_What is needed:_ Only a number is wanted: how many lines in these records contain the word "现货黄金"?

_Records:_
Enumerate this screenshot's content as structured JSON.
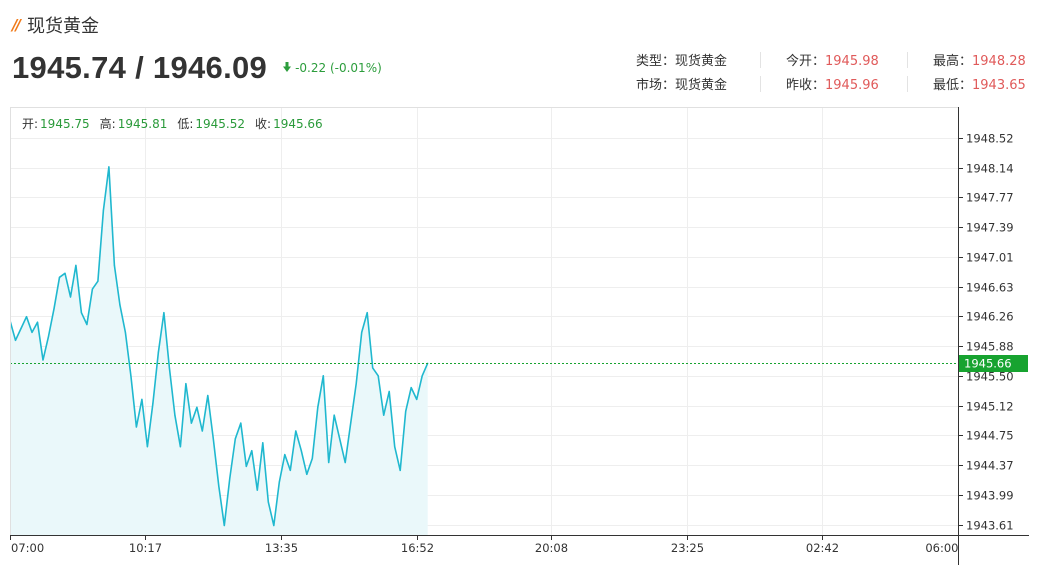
{
  "header": {
    "mark": "//",
    "title": "现货黄金",
    "bid": "1945.74",
    "separator": " / ",
    "ask": "1946.09",
    "change": "-0.22 (-0.01%)",
    "change_direction": "down",
    "change_color": "#2c9d3c"
  },
  "info": {
    "type_label": "类型：",
    "type_value": "现货黄金",
    "market_label": "市场：",
    "market_value": "现货黄金",
    "open_label": "今开：",
    "open_value": "1945.98",
    "prev_close_label": "昨收：",
    "prev_close_value": "1945.96",
    "high_label": "最高：",
    "high_value": "1948.28",
    "low_label": "最低：",
    "low_value": "1943.65",
    "value_color": "#e05a5a"
  },
  "chart_data": {
    "type": "area",
    "ohlc_labels": {
      "open_label": "开:",
      "open": "1945.75",
      "high_label": "高:",
      "high": "1945.81",
      "low_label": "低:",
      "low": "1945.52",
      "close_label": "收:",
      "close": "1945.66"
    },
    "y_ticks": [
      "1948.52",
      "1948.14",
      "1947.77",
      "1947.39",
      "1947.01",
      "1946.63",
      "1946.26",
      "1945.88",
      "1945.50",
      "1945.12",
      "1944.75",
      "1944.37",
      "1943.99",
      "1943.61"
    ],
    "x_ticks": [
      "07:00",
      "10:17",
      "13:35",
      "16:52",
      "20:08",
      "23:25",
      "02:42",
      "06:00"
    ],
    "ylim": [
      1943.48,
      1948.91
    ],
    "x_range": [
      "07:00",
      "06:00"
    ],
    "current_price": "1945.66",
    "line_color": "#20b8cf",
    "fill_color": "#eaf8fa",
    "price_tag_color": "#17a330",
    "grid": true,
    "series": [
      {
        "time": [
          "07:00",
          "07:08",
          "07:16",
          "07:24",
          "07:32",
          "07:40",
          "07:48",
          "07:56",
          "08:04",
          "08:12",
          "08:20",
          "08:28",
          "08:36",
          "08:44",
          "08:52",
          "09:00",
          "09:08",
          "09:16",
          "09:24",
          "09:32",
          "09:40",
          "09:48",
          "09:56",
          "10:04",
          "10:12",
          "10:20",
          "10:28",
          "10:36",
          "10:44",
          "10:52",
          "11:00",
          "11:08",
          "11:16",
          "11:24",
          "11:32",
          "11:40",
          "11:48",
          "11:56",
          "12:04",
          "12:12",
          "12:20",
          "12:28",
          "12:36",
          "12:44",
          "12:52",
          "13:00",
          "13:08",
          "13:16",
          "13:24",
          "13:32",
          "13:40",
          "13:48",
          "13:56",
          "14:04",
          "14:12",
          "14:20",
          "14:28",
          "14:36",
          "14:44",
          "14:52",
          "15:00",
          "15:08",
          "15:16",
          "15:24",
          "15:32",
          "15:40",
          "15:48",
          "15:56",
          "16:04",
          "16:12",
          "16:20",
          "16:28",
          "16:36",
          "16:44",
          "16:52",
          "17:00",
          "17:08"
        ],
        "values": [
          1946.2,
          1945.95,
          1946.1,
          1946.25,
          1946.05,
          1946.18,
          1945.7,
          1946.0,
          1946.35,
          1946.75,
          1946.8,
          1946.5,
          1946.9,
          1946.3,
          1946.15,
          1946.6,
          1946.7,
          1947.6,
          1948.15,
          1946.9,
          1946.4,
          1946.05,
          1945.5,
          1944.85,
          1945.2,
          1944.6,
          1945.15,
          1945.8,
          1946.3,
          1945.6,
          1945.0,
          1944.6,
          1945.4,
          1944.9,
          1945.1,
          1944.8,
          1945.25,
          1944.7,
          1944.1,
          1943.6,
          1944.2,
          1944.7,
          1944.9,
          1944.35,
          1944.55,
          1944.05,
          1944.65,
          1943.9,
          1943.6,
          1944.15,
          1944.5,
          1944.3,
          1944.8,
          1944.55,
          1944.25,
          1944.45,
          1945.1,
          1945.5,
          1944.4,
          1945.0,
          1944.7,
          1944.4,
          1944.9,
          1945.4,
          1946.05,
          1946.3,
          1945.6,
          1945.5,
          1945.0,
          1945.3,
          1944.6,
          1944.3,
          1945.05,
          1945.35,
          1945.2,
          1945.5,
          1945.66
        ]
      }
    ]
  }
}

_Reply:_ 3